### RECORD LIST
────────────────────────────────────────

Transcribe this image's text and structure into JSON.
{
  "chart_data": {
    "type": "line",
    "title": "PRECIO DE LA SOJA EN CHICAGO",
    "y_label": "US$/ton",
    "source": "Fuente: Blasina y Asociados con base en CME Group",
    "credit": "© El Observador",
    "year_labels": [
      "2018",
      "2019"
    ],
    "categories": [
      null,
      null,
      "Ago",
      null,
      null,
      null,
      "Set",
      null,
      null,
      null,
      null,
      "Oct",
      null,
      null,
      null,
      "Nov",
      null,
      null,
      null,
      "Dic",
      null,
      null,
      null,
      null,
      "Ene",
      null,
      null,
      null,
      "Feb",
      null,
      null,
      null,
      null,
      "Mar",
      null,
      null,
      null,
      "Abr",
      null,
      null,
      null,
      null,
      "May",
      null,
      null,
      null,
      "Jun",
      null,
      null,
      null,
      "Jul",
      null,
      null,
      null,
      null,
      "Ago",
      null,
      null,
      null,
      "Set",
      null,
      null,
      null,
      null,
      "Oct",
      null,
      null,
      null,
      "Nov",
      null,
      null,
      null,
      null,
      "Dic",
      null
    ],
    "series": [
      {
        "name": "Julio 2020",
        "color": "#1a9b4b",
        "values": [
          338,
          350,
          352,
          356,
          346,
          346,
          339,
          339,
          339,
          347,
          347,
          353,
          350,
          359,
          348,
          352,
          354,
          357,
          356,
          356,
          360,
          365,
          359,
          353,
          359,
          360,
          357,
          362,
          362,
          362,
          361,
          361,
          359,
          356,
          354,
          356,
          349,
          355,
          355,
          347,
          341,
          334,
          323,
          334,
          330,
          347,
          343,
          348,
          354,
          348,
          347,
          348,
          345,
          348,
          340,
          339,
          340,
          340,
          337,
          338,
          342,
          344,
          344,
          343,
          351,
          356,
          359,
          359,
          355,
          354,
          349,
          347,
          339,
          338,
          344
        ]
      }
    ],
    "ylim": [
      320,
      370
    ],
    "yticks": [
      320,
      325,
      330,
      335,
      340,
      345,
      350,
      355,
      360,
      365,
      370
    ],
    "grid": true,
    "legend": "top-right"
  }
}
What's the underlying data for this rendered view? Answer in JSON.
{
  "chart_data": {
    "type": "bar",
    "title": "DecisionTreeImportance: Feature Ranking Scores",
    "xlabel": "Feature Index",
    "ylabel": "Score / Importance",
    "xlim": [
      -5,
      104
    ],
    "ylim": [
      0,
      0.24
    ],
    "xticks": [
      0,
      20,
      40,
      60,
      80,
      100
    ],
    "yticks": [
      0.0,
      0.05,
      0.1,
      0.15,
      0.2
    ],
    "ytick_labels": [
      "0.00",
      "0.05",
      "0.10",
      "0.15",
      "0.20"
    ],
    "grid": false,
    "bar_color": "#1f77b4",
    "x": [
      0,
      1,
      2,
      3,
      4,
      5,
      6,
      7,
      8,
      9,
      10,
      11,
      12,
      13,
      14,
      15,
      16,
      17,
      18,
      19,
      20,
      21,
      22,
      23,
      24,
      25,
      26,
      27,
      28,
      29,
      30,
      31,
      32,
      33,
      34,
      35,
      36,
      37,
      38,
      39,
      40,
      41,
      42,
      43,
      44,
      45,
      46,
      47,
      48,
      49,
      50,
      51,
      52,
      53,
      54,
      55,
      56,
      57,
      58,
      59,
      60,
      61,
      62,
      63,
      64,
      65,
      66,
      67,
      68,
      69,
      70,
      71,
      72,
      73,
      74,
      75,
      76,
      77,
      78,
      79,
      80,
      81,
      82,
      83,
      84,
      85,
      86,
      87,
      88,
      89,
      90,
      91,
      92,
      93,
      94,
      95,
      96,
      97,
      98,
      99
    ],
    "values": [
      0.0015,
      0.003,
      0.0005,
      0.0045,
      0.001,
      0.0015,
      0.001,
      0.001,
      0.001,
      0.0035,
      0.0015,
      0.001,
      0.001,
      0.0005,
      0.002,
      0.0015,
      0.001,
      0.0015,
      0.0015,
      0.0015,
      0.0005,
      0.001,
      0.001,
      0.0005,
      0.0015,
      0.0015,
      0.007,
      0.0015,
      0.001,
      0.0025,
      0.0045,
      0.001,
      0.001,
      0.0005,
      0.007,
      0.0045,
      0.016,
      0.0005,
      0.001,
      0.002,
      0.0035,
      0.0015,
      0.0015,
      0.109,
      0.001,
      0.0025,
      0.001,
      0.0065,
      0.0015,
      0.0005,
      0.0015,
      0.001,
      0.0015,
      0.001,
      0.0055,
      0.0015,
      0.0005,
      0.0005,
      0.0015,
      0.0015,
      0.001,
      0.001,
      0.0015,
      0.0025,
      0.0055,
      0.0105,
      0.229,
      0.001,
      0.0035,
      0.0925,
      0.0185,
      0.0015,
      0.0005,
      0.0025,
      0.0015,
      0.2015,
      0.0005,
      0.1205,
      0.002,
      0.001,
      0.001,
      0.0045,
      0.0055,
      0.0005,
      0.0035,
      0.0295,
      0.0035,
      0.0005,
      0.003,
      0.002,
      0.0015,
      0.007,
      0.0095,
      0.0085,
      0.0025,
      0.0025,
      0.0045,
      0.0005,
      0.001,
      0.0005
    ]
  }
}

────────────────────────────────────────

### TASK INSTRUCTIONS
Write out every line from the records above, word for word.

### PROBLEM SOLUTION
Transcribe this image's text and structure into JSON.
{
  "chart_data": {
    "type": "line",
    "title": "PRECIO DE LA SOJA EN CHICAGO",
    "y_label": "US$/ton",
    "source": "Fuente: Blasina y Asociados con base en CME Group",
    "credit": "© El Observador",
    "year_labels": [
      "2018",
      "2019"
    ],
    "categories": [
      null,
      null,
      "Ago",
      null,
      null,
      null,
      "Set",
      null,
      null,
      null,
      null,
      "Oct",
      null,
      null,
      null,
      "Nov",
      null,
      null,
      null,
      "Dic",
      null,
      null,
      null,
      null,
      "Ene",
      null,
      null,
      null,
      "Feb",
      null,
      null,
      null,
      null,
      "Mar",
      null,
      null,
      null,
      "Abr",
      null,
      null,
      null,
      null,
      "May",
      null,
      null,
      null,
      "Jun",
      null,
      null,
      null,
      "Jul",
      null,
      null,
      null,
      null,
      "Ago",
      null,
      null,
      null,
      "Set",
      null,
      null,
      null,
      null,
      "Oct",
      null,
      null,
      null,
      "Nov",
      null,
      null,
      null,
      null,
      "Dic",
      null
    ],
    "series": [
      {
        "name": "Julio 2020",
        "color": "#1a9b4b",
        "values": [
          338,
          350,
          352,
          356,
          346,
          346,
          339,
          339,
          339,
          347,
          347,
          353,
          350,
          359,
          348,
          352,
          354,
          357,
          356,
          356,
          360,
          365,
          359,
          353,
          359,
          360,
          357,
          362,
          362,
          362,
          361,
          361,
          359,
          356,
          354,
          356,
          349,
          355,
          355,
          347,
          341,
          334,
          323,
          334,
          330,
          347,
          343,
          348,
          354,
          348,
          347,
          348,
          345,
          348,
          340,
          339,
          340,
          340,
          337,
          338,
          342,
          344,
          344,
          343,
          351,
          356,
          359,
          359,
          355,
          354,
          349,
          347,
          339,
          338,
          344
        ]
      }
    ],
    "ylim": [
      320,
      370
    ],
    "yticks": [
      320,
      325,
      330,
      335,
      340,
      345,
      350,
      355,
      360,
      365,
      370
    ],
    "grid": true,
    "legend": "top-right"
  }
}
What's the underlying data for this rendered view? Answer in JSON.
{
  "chart_data": {
    "type": "bar",
    "title": "DecisionTreeImportance: Feature Ranking Scores",
    "xlabel": "Feature Index",
    "ylabel": "Score / Importance",
    "xlim": [
      -5,
      104
    ],
    "ylim": [
      0,
      0.24
    ],
    "xticks": [
      0,
      20,
      40,
      60,
      80,
      100
    ],
    "yticks": [
      0.0,
      0.05,
      0.1,
      0.15,
      0.2
    ],
    "ytick_labels": [
      "0.00",
      "0.05",
      "0.10",
      "0.15",
      "0.20"
    ],
    "grid": false,
    "bar_color": "#1f77b4",
    "x": [
      0,
      1,
      2,
      3,
      4,
      5,
      6,
      7,
      8,
      9,
      10,
      11,
      12,
      13,
      14,
      15,
      16,
      17,
      18,
      19,
      20,
      21,
      22,
      23,
      24,
      25,
      26,
      27,
      28,
      29,
      30,
      31,
      32,
      33,
      34,
      35,
      36,
      37,
      38,
      39,
      40,
      41,
      42,
      43,
      44,
      45,
      46,
      47,
      48,
      49,
      50,
      51,
      52,
      53,
      54,
      55,
      56,
      57,
      58,
      59,
      60,
      61,
      62,
      63,
      64,
      65,
      66,
      67,
      68,
      69,
      70,
      71,
      72,
      73,
      74,
      75,
      76,
      77,
      78,
      79,
      80,
      81,
      82,
      83,
      84,
      85,
      86,
      87,
      88,
      89,
      90,
      91,
      92,
      93,
      94,
      95,
      96,
      97,
      98,
      99
    ],
    "values": [
      0.0015,
      0.003,
      0.0005,
      0.0045,
      0.001,
      0.0015,
      0.001,
      0.001,
      0.001,
      0.0035,
      0.0015,
      0.001,
      0.001,
      0.0005,
      0.002,
      0.0015,
      0.001,
      0.0015,
      0.0015,
      0.0015,
      0.0005,
      0.001,
      0.001,
      0.0005,
      0.0015,
      0.0015,
      0.007,
      0.0015,
      0.001,
      0.0025,
      0.0045,
      0.001,
      0.001,
      0.0005,
      0.007,
      0.0045,
      0.016,
      0.0005,
      0.001,
      0.002,
      0.0035,
      0.0015,
      0.0015,
      0.109,
      0.001,
      0.0025,
      0.001,
      0.0065,
      0.0015,
      0.0005,
      0.0015,
      0.001,
      0.0015,
      0.001,
      0.0055,
      0.0015,
      0.0005,
      0.0005,
      0.0015,
      0.0015,
      0.001,
      0.001,
      0.0015,
      0.0025,
      0.0055,
      0.0105,
      0.229,
      0.001,
      0.0035,
      0.0925,
      0.0185,
      0.0015,
      0.0005,
      0.0025,
      0.0015,
      0.2015,
      0.0005,
      0.1205,
      0.002,
      0.001,
      0.001,
      0.0045,
      0.0055,
      0.0005,
      0.0035,
      0.0295,
      0.0035,
      0.0005,
      0.003,
      0.002,
      0.0015,
      0.007,
      0.0095,
      0.0085,
      0.0025,
      0.0025,
      0.0045,
      0.0005,
      0.001,
      0.0005
    ]
  }
}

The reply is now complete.